_Given problem_
Word for word, set down the records and skip each picture.
--- start Provided records ---
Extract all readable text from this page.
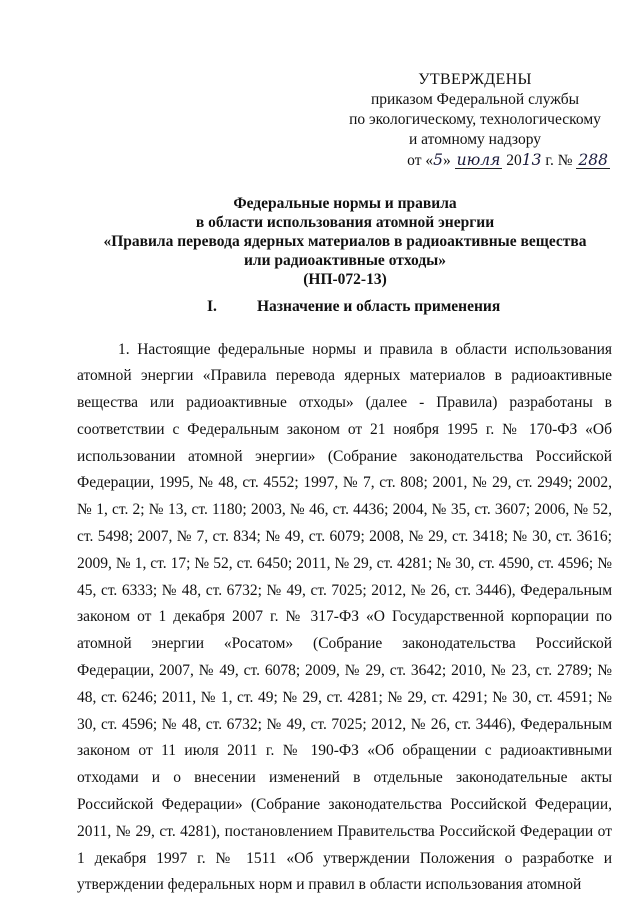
УТВЕРЖДЕНЫ
приказом Федеральной службы
по экологическому, технологическому
и атомному надзору
от «5» июля 2013 г. № 288
Федеральные нормы и правила
в области использования атомной энергии
«Правила перевода ядерных материалов в радиоактивные вещества
или радиоактивные отходы»
(НП-072-13)
I.	Назначение и область применения

1. Настоящие федеральные нормы и правила в области использования атомной энергии «Правила перевода ядерных материалов в радиоактивные вещества или радиоактивные отходы» (далее - Правила) разработаны в соответствии с Федеральным законом от 21 ноября 1995 г. № 170-ФЗ «Об использовании атомной энергии» (Собрание законодательства Российской Федерации, 1995, № 48, ст. 4552; 1997, № 7, ст. 808; 2001, № 29, ст. 2949; 2002, № 1, ст. 2; № 13, ст. 1180; 2003, № 46, ст. 4436; 2004, № 35, ст. 3607; 2006, № 52, ст. 5498; 2007, № 7, ст. 834; № 49, ст. 6079; 2008, № 29, ст. 3418; № 30, ст. 3616; 2009, № 1, ст. 17; № 52, ст. 6450; 2011, № 29, ст. 4281; № 30, ст. 4590, ст. 4596; № 45, ст. 6333; № 48, ст. 6732; № 49, ст. 7025; 2012, № 26, ст. 3446), Федеральным законом от 1 декабря 2007 г. № 317-ФЗ «О Государственной корпорации по атомной энергии «Росатом» (Собрание законодательства Российской Федерации, 2007, № 49, ст. 6078; 2009, № 29, ст. 3642; 2010, № 23, ст. 2789; № 48, ст. 6246; 2011, № 1, ст. 49; № 29, ст. 4281; № 29, ст. 4291; № 30, ст. 4591; № 30, ст. 4596; № 48, ст. 6732; № 49, ст. 7025; 2012, № 26, ст. 3446), Федеральным законом от 11 июля 2011 г. № 190-ФЗ «Об обращении с радиоактивными отходами и о внесении изменений в отдельные законодательные акты Российской Федерации» (Собрание законодательства Российской Федерации, 2011, № 29, ст. 4281), постановлением Правительства Российской Федерации от 1 декабря 1997 г. № 1511 «Об утверждении Положения о разработке и утверждении федеральных норм и правил в области использования атомной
--- end Provided records ---
_Solved problem_
Extract all readable text from this page.
УТВЕРЖДЕНЫ
приказом Федеральной службы
по экологическому, технологическому
и атомному надзору
от «5» июля 2013 г. № 288
Федеральные нормы и правила
в области использования атомной энергии
«Правила перевода ядерных материалов в радиоактивные вещества
или радиоактивные отходы»
(НП-072-13)
I.	Назначение и область применения

1. Настоящие федеральные нормы и правила в области использования атомной энергии «Правила перевода ядерных материалов в радиоактивные вещества или радиоактивные отходы» (далее - Правила) разработаны в соответствии с Федеральным законом от 21 ноября 1995 г. № 170-ФЗ «Об использовании атомной энергии» (Собрание законодательства Российской Федерации, 1995, № 48, ст. 4552; 1997, № 7, ст. 808; 2001, № 29, ст. 2949; 2002, № 1, ст. 2; № 13, ст. 1180; 2003, № 46, ст. 4436; 2004, № 35, ст. 3607; 2006, № 52, ст. 5498; 2007, № 7, ст. 834; № 49, ст. 6079; 2008, № 29, ст. 3418; № 30, ст. 3616; 2009, № 1, ст. 17; № 52, ст. 6450; 2011, № 29, ст. 4281; № 30, ст. 4590, ст. 4596; № 45, ст. 6333; № 48, ст. 6732; № 49, ст. 7025; 2012, № 26, ст. 3446), Федеральным законом от 1 декабря 2007 г. № 317-ФЗ «О Государственной корпорации по атомной энергии «Росатом» (Собрание законодательства Российской Федерации, 2007, № 49, ст. 6078; 2009, № 29, ст. 3642; 2010, № 23, ст. 2789; № 48, ст. 6246; 2011, № 1, ст. 49; № 29, ст. 4281; № 29, ст. 4291; № 30, ст. 4591; № 30, ст. 4596; № 48, ст. 6732; № 49, ст. 7025; 2012, № 26, ст. 3446), Федеральным законом от 11 июля 2011 г. № 190-ФЗ «Об обращении с радиоактивными отходами и о внесении изменений в отдельные законодательные акты Российской Федерации» (Собрание законодательства Российской Федерации, 2011, № 29, ст. 4281), постановлением Правительства Российской Федерации от 1 декабря 1997 г. № 1511 «Об утверждении Положения о разработке и утверждении федеральных норм и правил в области использования атомной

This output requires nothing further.